# Fragmento para leer:
#####

Todo es entretenimiento, nada es reflexión profunda. El cine y la televisión,
dice Vargas Llosa, nacieron ya con la civilización del espectáculo, nunca han
buscado otra cosa que entretener, y aunque se reconoce cinéfilo y admite
también la existencia de excepciones, no duda en señalar que la
cultura de la imagen (cine, televisión, Internet) carece de potencia para
analizar en profundidad los elementos que desde siempre ha preocupado al ser
humano; carece de capacidad, sí, pero se ha adueñado del tiempo de las
personas, haciendo de ellas seres acomodaticios y sin capacidad crítica. Y así
una cosa detrás de otra.
Pero
la civilización del espectáculo no es solo la situación a la que ha llegado la
cultura, no es solo la carencia de intelectuales y de críticos que no sean en
realidad publicistas o académicos endogámicos que nada ofrecen a la sociedad. La
civilización del espectáculo, con su primacía del entretenimiento inmediato,
instantáneo y sin esfuerzo, no es una cuestión que se limite a las expresiones
culturales (o a la ausencia de ellas), sino que termina afectando a los
fundamentos de la sociedad y poniendo en peligro la propia democracia. Hasta
los políticos, dice Vargas Llosa, forman parte hace tiempo del espectáculo,
priman el eslogan sobre la idea, el titular sobre la reflexión, solicitan la
adhesión ciega frente a la razonada; los hombres de mérito, dice Vargas Llosa,
han huido hace tiempo de la política, protagonizada ya casi en exclusiva por
quienes tienen algo que ganar con ella, y no por quienes tienen algo que
ofrecer al resto.

#####

# Registros de entrada:
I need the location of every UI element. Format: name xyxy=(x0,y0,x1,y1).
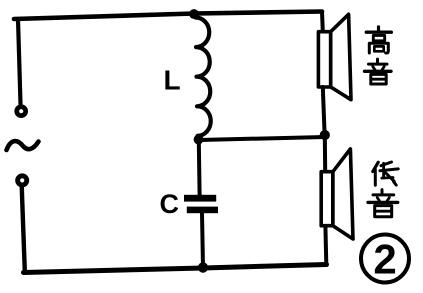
ac source terminal (bottom) xyxy=(15,173,29,187)
capacitor C plate (bottom) xyxy=(187,207,218,214)
svg-text:C: C xyxy=(160,189,180,219)
label 音 (treble kanji 2) xyxy=(365,59,392,84)
speaker woofer driver body xyxy=(321,172,333,226)
wire inductor bottom to capacitor xyxy=(197,141,202,195)
label 高 (treble kanji 1) xyxy=(366,27,391,53)
node junction at top of inductor xyxy=(189,9,199,19)
wire from inductor bottom to tweeter branch xyxy=(199,137,325,140)
wire tweeter to junction xyxy=(323,87,325,134)
wire capacitor to bottom rail xyxy=(202,214,203,268)
wire left vertical upper xyxy=(18,19,21,104)
inductor L xyxy=(196,17,211,135)
ac source terminal (top) xyxy=(14,104,28,118)
speaker woofer cone xyxy=(333,149,353,239)
speaker tweeter driver body xyxy=(318,32,330,87)
wire bottom rail xyxy=(24,265,327,273)
figure number circle xyxy=(361,235,409,283)
capacitor C plate (top) xyxy=(184,195,216,202)
wire left vertical lower xyxy=(22,188,25,272)
svg-text:L: L xyxy=(164,65,181,96)
label 低 (bass kanji 1) xyxy=(373,162,398,185)
svg-text:2: 2 xyxy=(373,236,396,283)
node junction at bottom rail xyxy=(198,262,208,272)
wire woofer to bottom rail xyxy=(323,226,328,264)
wire right vertical to tweeter xyxy=(320,12,325,32)
ac source sine symbol xyxy=(7,141,39,150)
wire junction to woofer xyxy=(323,136,327,172)
label 音 (bass kanji 2) xyxy=(368,190,398,217)
wire top rail xyxy=(14,12,322,20)
speaker tweeter cone xyxy=(331,14,351,99)
node junction between speakers xyxy=(320,130,330,140)
node junction at bottom of inductor xyxy=(194,135,204,145)
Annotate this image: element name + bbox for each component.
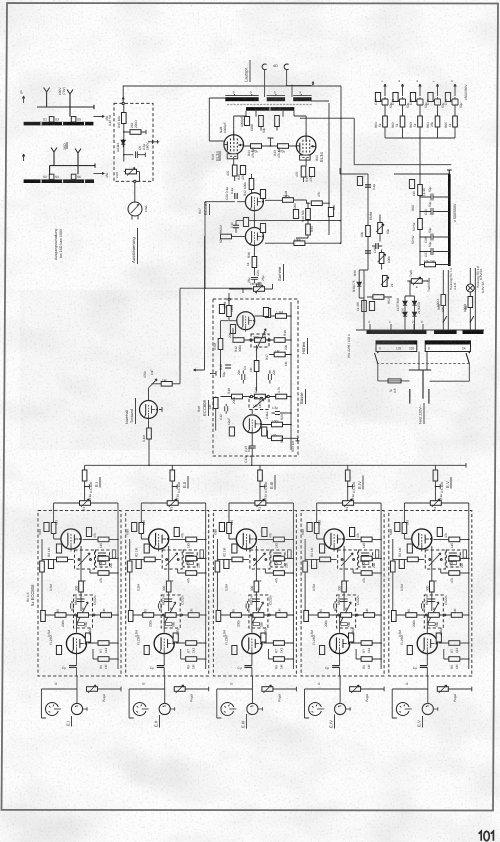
- bass row resistors: [232, 394, 243, 399]
- wire between tubes: [252, 192, 255, 228]
- node: [122, 102, 124, 104]
- jack socket: [284, 64, 288, 70]
- resistor: [373, 295, 384, 300]
- cathode chain lower tube: [252, 257, 257, 268]
- resistor screen: [259, 116, 264, 127]
- wire: [50, 156, 95, 174]
- cathode resistor: [301, 166, 306, 177]
- wire echo trunk: [180, 202, 252, 384]
- switch: [443, 316, 447, 323]
- node arrow: [122, 97, 124, 99]
- wire right drop: [430, 364, 470, 382]
- feed resistor: [249, 179, 254, 190]
- meter M1: [128, 202, 142, 216]
- resistor: [366, 226, 371, 237]
- extra value labels top cluster: [219, 97, 336, 281]
- wire: [265, 70, 312, 97]
- mid resistor: [254, 361, 259, 372]
- treble row resistors: [233, 338, 244, 343]
- antenna tap: [75, 149, 81, 158]
- resistor screen 2: [275, 116, 280, 127]
- pot trim: [411, 279, 422, 284]
- switch: [470, 316, 474, 323]
- cap: [258, 283, 262, 285]
- HT bus bar thick: [448, 174, 451, 266]
- cap: [225, 404, 228, 414]
- switch bank S1 bar: [24, 122, 94, 126]
- lamination line: [227, 104, 312, 106]
- page number 101: [479, 831, 494, 841]
- tube echo follower: [140, 401, 158, 421]
- wire secondary left lead: [209, 98, 225, 141]
- secondary winding segment b: [267, 95, 285, 97]
- resistor 220: [130, 130, 141, 135]
- filter cap: [420, 234, 449, 241]
- wire left drop: [377, 364, 379, 381]
- wire to taps: [93, 115, 104, 117]
- anode resistor: [276, 314, 287, 319]
- pot: [378, 223, 383, 234]
- wire primary leads to EL34 anodes: [234, 111, 306, 133]
- antenna tap: [67, 90, 73, 99]
- grid resistor: [278, 144, 289, 149]
- resistor: [294, 241, 305, 246]
- resistor: [362, 301, 367, 312]
- switch arm right: [466, 353, 469, 364]
- output resistor: [272, 436, 283, 441]
- wire: [340, 86, 342, 244]
- wire top: [123, 86, 341, 103]
- resistor below: [147, 428, 152, 439]
- jack socket: [262, 64, 266, 70]
- resistor D45: [122, 113, 127, 124]
- grid resistor: [251, 144, 262, 149]
- input pot above box: [254, 287, 265, 292]
- label box: [243, 218, 248, 227]
- bridge diode: [412, 311, 416, 319]
- mains plug: [419, 352, 427, 371]
- label boxes: [375, 93, 380, 102]
- antenna tap 100V: [44, 88, 50, 97]
- resistor bottom: [425, 262, 436, 267]
- channel strip E I: [38, 465, 121, 718]
- wire to taps: [93, 172, 104, 174]
- wire: [172, 383, 180, 385]
- cap: [365, 185, 371, 187]
- secondary winding segment a: [225, 95, 258, 97]
- dashed pot box: [251, 334, 269, 347]
- terminal right edge: [148, 140, 159, 144]
- node circle: [228, 298, 230, 300]
- label 1k: [240, 166, 245, 175]
- output node tick: [250, 455, 255, 457]
- resistor: [161, 382, 172, 387]
- wire secondary to rail: [311, 100, 329, 102]
- filter cap: [420, 248, 449, 255]
- terminal arrow left: [22, 154, 24, 161]
- extra labels tone box: [219, 302, 295, 463]
- filter cap: [420, 208, 449, 215]
- resistor: [468, 297, 473, 308]
- end terminal: [465, 463, 467, 468]
- entry resistor: [227, 306, 232, 317]
- channel strip E V: [389, 465, 472, 718]
- bass pot arrow: [253, 399, 264, 408]
- tube Rö7b: [245, 228, 263, 248]
- left column resistor: [218, 339, 223, 350]
- anode resistor: [272, 422, 283, 427]
- pilot lamp: [466, 284, 474, 292]
- bus: [385, 137, 455, 139]
- extra labels PSU: [353, 99, 483, 312]
- node circles: [250, 339, 252, 341]
- tube pin terminal: [159, 407, 162, 412]
- channel strip E IV: [301, 465, 384, 718]
- coupling cap: [235, 193, 237, 199]
- resistor: [306, 209, 311, 220]
- switch bank S2 bar: [24, 179, 94, 183]
- left resistor: [213, 398, 218, 409]
- grid leak center: [268, 138, 274, 146]
- node bottom: [134, 180, 136, 182]
- potentiometer: [126, 169, 137, 174]
- heater rail 2: [470, 268, 475, 330]
- bridge diode: [403, 300, 407, 308]
- wire: [363, 270, 365, 330]
- filter cap: [420, 194, 449, 201]
- wire from tone box: [251, 456, 253, 465]
- wire down: [419, 138, 421, 174]
- terminal on left edge: [210, 371, 216, 376]
- cap: [365, 251, 371, 253]
- diode EM84: [357, 281, 361, 289]
- contact tab: [71, 117, 76, 122]
- contact tab: [71, 174, 76, 179]
- screen taps: [256, 111, 283, 117]
- channel strip E II: [126, 465, 209, 718]
- wire: [69, 98, 71, 117]
- bass pot dashed box: [249, 398, 269, 410]
- inner rail right: [290, 302, 292, 450]
- wire: [340, 168, 368, 270]
- terminal: [447, 170, 452, 174]
- diode AA112: [121, 139, 125, 147]
- feedback tap arrow: [312, 82, 314, 86]
- channel strip E III: [213, 465, 296, 718]
- resistor: [306, 224, 311, 235]
- tube Rö6a: [237, 312, 255, 332]
- tube Rö9 EL34: [296, 132, 316, 160]
- wire: [394, 173, 449, 175]
- label box: [230, 325, 235, 334]
- input wire: [205, 201, 245, 203]
- resistor: [441, 295, 446, 306]
- wire: [37, 96, 94, 109]
- bridge diode: [403, 311, 407, 319]
- tube Rö7a: [245, 193, 263, 213]
- treble pot arrow: [256, 329, 266, 351]
- terminal arrow left: [22, 96, 24, 103]
- heater rail 1: [443, 270, 448, 330]
- tube Rö6b: [243, 415, 261, 435]
- cathode resistor: [232, 165, 237, 176]
- pot: [149, 379, 157, 388]
- feedback wire: [236, 220, 340, 222]
- wire summe down to tone box: [256, 284, 258, 294]
- rail right: [307, 103, 330, 235]
- bridge diode: [412, 300, 416, 308]
- contact tab: [49, 174, 54, 179]
- coupling dashed: [377, 363, 470, 365]
- primary winding bar Tr1: [246, 107, 294, 111]
- resistor 1W row: [263, 308, 268, 317]
- node circles: [250, 395, 252, 397]
- coupling cap lower: [233, 221, 239, 233]
- wire: [300, 118, 451, 165]
- antenna tap 16ohm: [51, 148, 57, 157]
- cap: [372, 243, 382, 249]
- dashed box: [213, 299, 298, 456]
- chassis ground bar: [356, 329, 484, 331]
- resistor right: [274, 352, 285, 357]
- label boxes: [229, 427, 234, 436]
- primary winding left: [376, 341, 417, 352]
- contact tab: [49, 117, 54, 122]
- cathode cap: [249, 434, 256, 456]
- grid resistor: [221, 234, 232, 239]
- tube Rö8 EL34: [224, 131, 244, 159]
- secondary winding segment c: [293, 95, 311, 97]
- switch arm left: [375, 353, 378, 364]
- resistor 1W: [418, 185, 423, 196]
- cap 0.15u: [272, 412, 285, 415]
- anode resistor right: [283, 198, 294, 203]
- dashed box: [114, 103, 153, 181]
- label box: [328, 208, 333, 217]
- bypass cap: [251, 278, 258, 284]
- primary winding right: [425, 341, 470, 352]
- winding tap labels: [235, 94, 302, 96]
- wire: [419, 174, 421, 266]
- fuse Si: [388, 379, 401, 383]
- pin stubs: [370, 324, 423, 330]
- bus wire: [85, 464, 466, 466]
- pot: [383, 276, 388, 287]
- pot: [379, 253, 384, 264]
- resistor 50W: [418, 219, 423, 230]
- resistor: [311, 201, 322, 206]
- capacitor C6: [124, 151, 146, 158]
- cap pair bass: [242, 370, 245, 383]
- cap left: [225, 365, 231, 368]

#####

# Lista de tareas:
- 1) Según el fragmento sobre la civilización del espectáculo, ¿qué pone en peligro esa civilización, además de afectar a los fundamentos de la sociedad?
- 2) Pasa a una tabla Markdown, con las columnas Número y Línea, la parte de los registros que empieza en la línea que contiene "- bass row resistors: [232, 394, 243, 399]" y termina en la que contiene "- HT bus bar thick: [448, 174, 451, 266]", ambas incluidas. Deja fuera las líneas en blanco.

# Soluciones por tarea:
- 1) La propia democracia.

- 2)
| Número | Línea |
|---|---|
| 1 | - bass row resistors: [232, 394, 243, 399] |
| 2 | - wire between tubes: [252, 192, 255, 228] |
| 3 | - node: [122, 102, 124, 104] |
| 4 | - jack socket: [284, 64, 288, 70] |
| 5 | - resistor: [373, 295, 384, 300] |
| 6 | - cathode chain lower tube: [252, 257, 257, 268] |
| 7 | - resistor screen: [259, 116, 264, 127] |
| 8 | - wire: [50, 156, 95, 174] |
| 9 | - cathode resistor: [301, 166, 306, 177] |
| 10 | - wire echo trunk: [180, 202, 252, 384] |
| 11 | - switch: [443, 316, 447, 323] |
| 12 | - node arrow: [122, 97, 124, 99] |
| 13 | - wire right drop: [430, 364, 470, 382] |
| 14 | - feed resistor: [249, 179, 254, 190] |
| 15 | - meter M1: [128, 202, 142, 216] |
| 16 | - resistor: [366, 226, 371, 237] |
| 17 | - extra value labels top cluster: [219, 97, 336, 281] |
| 18 | - wire: [265, 70, 312, 97] |
| 19 | - mid resistor: [254, 361, 259, 372] |
| 20 | - treble row resistors: [233, 338, 244, 343] |
| 21 | - antenna tap: [75, 149, 81, 158] |
| 22 | - resistor screen 2: [275, 116, 280, 127] |
| 23 | - pot trim: [411, 279, 422, 284] |
| 24 | - switch: [470, 316, 474, 323] |
| 25 | - cap: [258, 283, 262, 285] |
| 26 | - HT bus bar thick: [448, 174, 451, 266] |